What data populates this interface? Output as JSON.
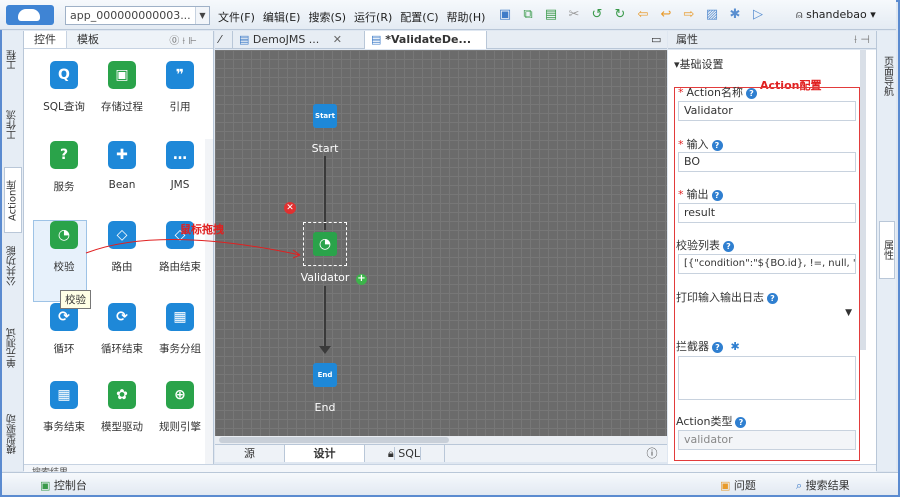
{
  "app_select": "app_000000000003...",
  "menu": [
    "文件(F)",
    "编辑(E)",
    "搜索(S)",
    "运行(R)",
    "配置(C)",
    "帮助(H)"
  ],
  "user": "shandebao",
  "left_vtabs": [
    "工程",
    "工作流",
    "Action库",
    "公共功能",
    "单元测试",
    "模型驱动"
  ],
  "right_vtabs": [
    "页面导航",
    "属性"
  ],
  "palette": {
    "tabs": [
      "控件",
      "模板"
    ],
    "items": [
      {
        "label": "SQL查询",
        "icon": "Q",
        "color": "#1e88d8"
      },
      {
        "label": "存储过程",
        "icon": "▣",
        "color": "#2aa34a"
      },
      {
        "label": "引用",
        "icon": "❞",
        "color": "#1e88d8"
      },
      {
        "label": "服务",
        "icon": "?",
        "color": "#2aa34a"
      },
      {
        "label": "Bean",
        "icon": "✚",
        "color": "#1e88d8"
      },
      {
        "label": "JMS",
        "icon": "…",
        "color": "#1e88d8"
      },
      {
        "label": "校验",
        "icon": "◔",
        "color": "#2aa34a"
      },
      {
        "label": "路由",
        "icon": "◇",
        "color": "#1e88d8"
      },
      {
        "label": "路由结束",
        "icon": "◇",
        "color": "#1e88d8"
      },
      {
        "label": "循环",
        "icon": "⟳",
        "color": "#1e88d8"
      },
      {
        "label": "循环结束",
        "icon": "⟳",
        "color": "#1e88d8"
      },
      {
        "label": "事务分组",
        "icon": "▦",
        "color": "#1e88d8"
      },
      {
        "label": "事务结束",
        "icon": "▦",
        "color": "#1e88d8"
      },
      {
        "label": "模型驱动",
        "icon": "✿",
        "color": "#2aa34a"
      },
      {
        "label": "规则引擎",
        "icon": "⊕",
        "color": "#2aa34a"
      }
    ],
    "tooltip": "校验"
  },
  "doc_tabs": [
    {
      "label": "DemoJMS ...",
      "active": false
    },
    {
      "label": "*ValidateDe...",
      "active": true
    }
  ],
  "canvas": {
    "start_node": "Start",
    "start_label": "Start",
    "validator_label": "Validator",
    "end_node": "End",
    "end_label": "End",
    "drag_note": "鼠标拖拽"
  },
  "bottom_tabs": [
    "源",
    "设计",
    "SQL"
  ],
  "props": {
    "header": "属性",
    "group": "▾基础设置",
    "note": "Action配置",
    "action_name_label": "Action名称",
    "action_name_value": "Validator",
    "input_label": "输入",
    "input_value": "BO",
    "output_label": "输出",
    "output_value": "result",
    "check_list_label": "校验列表",
    "check_list_value": "[{\"condition\":\"${BO.id}, !=, null, \"…",
    "log_label": "打印输入输出日志",
    "interceptor_label": "拦截器",
    "action_type_label": "Action类型",
    "action_type_value": "validator"
  },
  "search_strip": "搜索结果",
  "status": {
    "console": "控制台",
    "problems": "问题",
    "search_results": "搜索结果"
  }
}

* _AIM OF THE EXERCISE_
Working from the lines above, reproduce the material exactly and exclude its pictures.

* _ANSWER FOR THE TASK_
What data populates this interface? Output as JSON.
{
  "app_select": "app_000000000003...",
  "menu": [
    "文件(F)",
    "编辑(E)",
    "搜索(S)",
    "运行(R)",
    "配置(C)",
    "帮助(H)"
  ],
  "user": "shandebao",
  "left_vtabs": [
    "工程",
    "工作流",
    "Action库",
    "公共功能",
    "单元测试",
    "模型驱动"
  ],
  "right_vtabs": [
    "页面导航",
    "属性"
  ],
  "palette": {
    "tabs": [
      "控件",
      "模板"
    ],
    "items": [
      {
        "label": "SQL查询",
        "icon": "Q",
        "color": "#1e88d8"
      },
      {
        "label": "存储过程",
        "icon": "▣",
        "color": "#2aa34a"
      },
      {
        "label": "引用",
        "icon": "❞",
        "color": "#1e88d8"
      },
      {
        "label": "服务",
        "icon": "?",
        "color": "#2aa34a"
      },
      {
        "label": "Bean",
        "icon": "✚",
        "color": "#1e88d8"
      },
      {
        "label": "JMS",
        "icon": "…",
        "color": "#1e88d8"
      },
      {
        "label": "校验",
        "icon": "◔",
        "color": "#2aa34a"
      },
      {
        "label": "路由",
        "icon": "◇",
        "color": "#1e88d8"
      },
      {
        "label": "路由结束",
        "icon": "◇",
        "color": "#1e88d8"
      },
      {
        "label": "循环",
        "icon": "⟳",
        "color": "#1e88d8"
      },
      {
        "label": "循环结束",
        "icon": "⟳",
        "color": "#1e88d8"
      },
      {
        "label": "事务分组",
        "icon": "▦",
        "color": "#1e88d8"
      },
      {
        "label": "事务结束",
        "icon": "▦",
        "color": "#1e88d8"
      },
      {
        "label": "模型驱动",
        "icon": "✿",
        "color": "#2aa34a"
      },
      {
        "label": "规则引擎",
        "icon": "⊕",
        "color": "#2aa34a"
      }
    ],
    "tooltip": "校验"
  },
  "doc_tabs": [
    {
      "label": "DemoJMS ...",
      "active": false
    },
    {
      "label": "*ValidateDe...",
      "active": true
    }
  ],
  "canvas": {
    "start_node": "Start",
    "start_label": "Start",
    "validator_label": "Validator",
    "end_node": "End",
    "end_label": "End",
    "drag_note": "鼠标拖拽"
  },
  "bottom_tabs": [
    "源",
    "设计",
    "SQL"
  ],
  "props": {
    "header": "属性",
    "group": "▾基础设置",
    "note": "Action配置",
    "action_name_label": "Action名称",
    "action_name_value": "Validator",
    "input_label": "输入",
    "input_value": "BO",
    "output_label": "输出",
    "output_value": "result",
    "check_list_label": "校验列表",
    "check_list_value": "[{\"condition\":\"${BO.id}, !=, null, \"…",
    "log_label": "打印输入输出日志",
    "interceptor_label": "拦截器",
    "action_type_label": "Action类型",
    "action_type_value": "validator"
  },
  "search_strip": "搜索结果",
  "status": {
    "console": "控制台",
    "problems": "问题",
    "search_results": "搜索结果"
  }
}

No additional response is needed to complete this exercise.